**EXERCISE DETAILS:** Print all entries precisely as they are written.

**SUPPLIED DATA:**
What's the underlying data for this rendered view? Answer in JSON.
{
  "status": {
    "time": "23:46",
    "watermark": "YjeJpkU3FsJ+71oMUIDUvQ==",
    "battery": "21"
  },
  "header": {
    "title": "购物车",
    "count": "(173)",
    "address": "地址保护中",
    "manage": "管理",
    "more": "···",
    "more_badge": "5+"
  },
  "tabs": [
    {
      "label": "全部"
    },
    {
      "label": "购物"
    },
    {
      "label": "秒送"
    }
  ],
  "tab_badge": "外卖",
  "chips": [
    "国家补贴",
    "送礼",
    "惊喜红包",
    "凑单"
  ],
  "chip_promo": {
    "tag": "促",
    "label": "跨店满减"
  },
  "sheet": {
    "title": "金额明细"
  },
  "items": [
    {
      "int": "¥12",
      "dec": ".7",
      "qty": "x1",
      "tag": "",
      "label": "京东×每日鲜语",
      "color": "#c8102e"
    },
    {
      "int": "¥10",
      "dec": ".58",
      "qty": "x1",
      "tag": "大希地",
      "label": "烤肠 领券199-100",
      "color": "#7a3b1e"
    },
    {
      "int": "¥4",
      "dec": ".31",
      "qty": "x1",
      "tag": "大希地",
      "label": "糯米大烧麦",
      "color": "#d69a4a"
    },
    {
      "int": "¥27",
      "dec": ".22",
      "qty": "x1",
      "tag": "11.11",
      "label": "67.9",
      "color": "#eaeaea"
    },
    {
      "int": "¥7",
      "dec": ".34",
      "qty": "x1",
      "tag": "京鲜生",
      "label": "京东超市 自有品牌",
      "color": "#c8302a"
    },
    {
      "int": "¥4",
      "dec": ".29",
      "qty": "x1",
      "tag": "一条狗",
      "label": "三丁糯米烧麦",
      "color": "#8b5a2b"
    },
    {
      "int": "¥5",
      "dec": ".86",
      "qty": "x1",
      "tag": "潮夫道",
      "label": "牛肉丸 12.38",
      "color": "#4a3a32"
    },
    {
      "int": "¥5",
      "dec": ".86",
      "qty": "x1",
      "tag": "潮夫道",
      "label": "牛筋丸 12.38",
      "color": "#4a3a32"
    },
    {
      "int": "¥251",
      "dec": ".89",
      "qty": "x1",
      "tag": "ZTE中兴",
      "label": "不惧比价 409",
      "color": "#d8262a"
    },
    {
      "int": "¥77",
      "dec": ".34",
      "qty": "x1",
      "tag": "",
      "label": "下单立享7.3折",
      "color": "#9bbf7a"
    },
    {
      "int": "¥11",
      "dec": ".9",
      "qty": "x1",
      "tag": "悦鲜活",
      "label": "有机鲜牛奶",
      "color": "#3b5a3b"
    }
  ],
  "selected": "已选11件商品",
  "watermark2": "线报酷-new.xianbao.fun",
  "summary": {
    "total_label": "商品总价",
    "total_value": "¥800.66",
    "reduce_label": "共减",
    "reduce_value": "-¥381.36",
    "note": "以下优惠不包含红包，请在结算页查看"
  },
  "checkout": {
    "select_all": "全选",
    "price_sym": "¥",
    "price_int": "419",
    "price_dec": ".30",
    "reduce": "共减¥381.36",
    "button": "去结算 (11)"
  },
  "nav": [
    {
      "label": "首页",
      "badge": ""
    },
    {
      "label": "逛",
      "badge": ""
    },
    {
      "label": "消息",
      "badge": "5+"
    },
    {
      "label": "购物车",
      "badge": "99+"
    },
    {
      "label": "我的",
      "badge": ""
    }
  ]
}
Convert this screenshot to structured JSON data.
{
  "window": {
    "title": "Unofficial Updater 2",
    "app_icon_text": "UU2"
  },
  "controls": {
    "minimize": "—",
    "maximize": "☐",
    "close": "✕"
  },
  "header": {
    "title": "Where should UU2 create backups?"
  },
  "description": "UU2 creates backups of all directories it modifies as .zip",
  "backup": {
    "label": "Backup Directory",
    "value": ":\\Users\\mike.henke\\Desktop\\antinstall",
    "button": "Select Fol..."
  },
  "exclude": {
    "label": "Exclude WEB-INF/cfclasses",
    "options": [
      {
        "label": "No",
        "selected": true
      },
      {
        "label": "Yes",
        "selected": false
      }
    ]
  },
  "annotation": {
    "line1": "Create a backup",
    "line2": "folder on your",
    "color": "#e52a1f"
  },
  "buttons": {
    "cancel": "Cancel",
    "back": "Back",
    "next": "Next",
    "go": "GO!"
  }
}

**OUTPUT OF THE TASK:**
What's the underlying data for this rendered view? Answer in JSON.
{
  "status": {
    "time": "23:46",
    "watermark": "YjeJpkU3FsJ+71oMUIDUvQ==",
    "battery": "21"
  },
  "header": {
    "title": "购物车",
    "count": "(173)",
    "address": "地址保护中",
    "manage": "管理",
    "more": "···",
    "more_badge": "5+"
  },
  "tabs": [
    {
      "label": "全部"
    },
    {
      "label": "购物"
    },
    {
      "label": "秒送"
    }
  ],
  "tab_badge": "外卖",
  "chips": [
    "国家补贴",
    "送礼",
    "惊喜红包",
    "凑单"
  ],
  "chip_promo": {
    "tag": "促",
    "label": "跨店满减"
  },
  "sheet": {
    "title": "金额明细"
  },
  "items": [
    {
      "int": "¥12",
      "dec": ".7",
      "qty": "x1",
      "tag": "",
      "label": "京东×每日鲜语",
      "color": "#c8102e"
    },
    {
      "int": "¥10",
      "dec": ".58",
      "qty": "x1",
      "tag": "大希地",
      "label": "烤肠 领券199-100",
      "color": "#7a3b1e"
    },
    {
      "int": "¥4",
      "dec": ".31",
      "qty": "x1",
      "tag": "大希地",
      "label": "糯米大烧麦",
      "color": "#d69a4a"
    },
    {
      "int": "¥27",
      "dec": ".22",
      "qty": "x1",
      "tag": "11.11",
      "label": "67.9",
      "color": "#eaeaea"
    },
    {
      "int": "¥7",
      "dec": ".34",
      "qty": "x1",
      "tag": "京鲜生",
      "label": "京东超市 自有品牌",
      "color": "#c8302a"
    },
    {
      "int": "¥4",
      "dec": ".29",
      "qty": "x1",
      "tag": "一条狗",
      "label": "三丁糯米烧麦",
      "color": "#8b5a2b"
    },
    {
      "int": "¥5",
      "dec": ".86",
      "qty": "x1",
      "tag": "潮夫道",
      "label": "牛肉丸 12.38",
      "color": "#4a3a32"
    },
    {
      "int": "¥5",
      "dec": ".86",
      "qty": "x1",
      "tag": "潮夫道",
      "label": "牛筋丸 12.38",
      "color": "#4a3a32"
    },
    {
      "int": "¥251",
      "dec": ".89",
      "qty": "x1",
      "tag": "ZTE中兴",
      "label": "不惧比价 409",
      "color": "#d8262a"
    },
    {
      "int": "¥77",
      "dec": ".34",
      "qty": "x1",
      "tag": "",
      "label": "下单立享7.3折",
      "color": "#9bbf7a"
    },
    {
      "int": "¥11",
      "dec": ".9",
      "qty": "x1",
      "tag": "悦鲜活",
      "label": "有机鲜牛奶",
      "color": "#3b5a3b"
    }
  ],
  "selected": "已选11件商品",
  "watermark2": "线报酷-new.xianbao.fun",
  "summary": {
    "total_label": "商品总价",
    "total_value": "¥800.66",
    "reduce_label": "共减",
    "reduce_value": "-¥381.36",
    "note": "以下优惠不包含红包，请在结算页查看"
  },
  "checkout": {
    "select_all": "全选",
    "price_sym": "¥",
    "price_int": "419",
    "price_dec": ".30",
    "reduce": "共减¥381.36",
    "button": "去结算 (11)"
  },
  "nav": [
    {
      "label": "首页",
      "badge": ""
    },
    {
      "label": "逛",
      "badge": ""
    },
    {
      "label": "消息",
      "badge": "5+"
    },
    {
      "label": "购物车",
      "badge": "99+"
    },
    {
      "label": "我的",
      "badge": ""
    }
  ]
}
Convert this screenshot to structured JSON data.
{
  "window": {
    "title": "Unofficial Updater 2",
    "app_icon_text": "UU2"
  },
  "controls": {
    "minimize": "—",
    "maximize": "☐",
    "close": "✕"
  },
  "header": {
    "title": "Where should UU2 create backups?"
  },
  "description": "UU2 creates backups of all directories it modifies as .zip",
  "backup": {
    "label": "Backup Directory",
    "value": ":\\Users\\mike.henke\\Desktop\\antinstall",
    "button": "Select Fol..."
  },
  "exclude": {
    "label": "Exclude WEB-INF/cfclasses",
    "options": [
      {
        "label": "No",
        "selected": true
      },
      {
        "label": "Yes",
        "selected": false
      }
    ]
  },
  "annotation": {
    "line1": "Create a backup",
    "line2": "folder on your",
    "color": "#e52a1f"
  },
  "buttons": {
    "cancel": "Cancel",
    "back": "Back",
    "next": "Next",
    "go": "GO!"
  }
}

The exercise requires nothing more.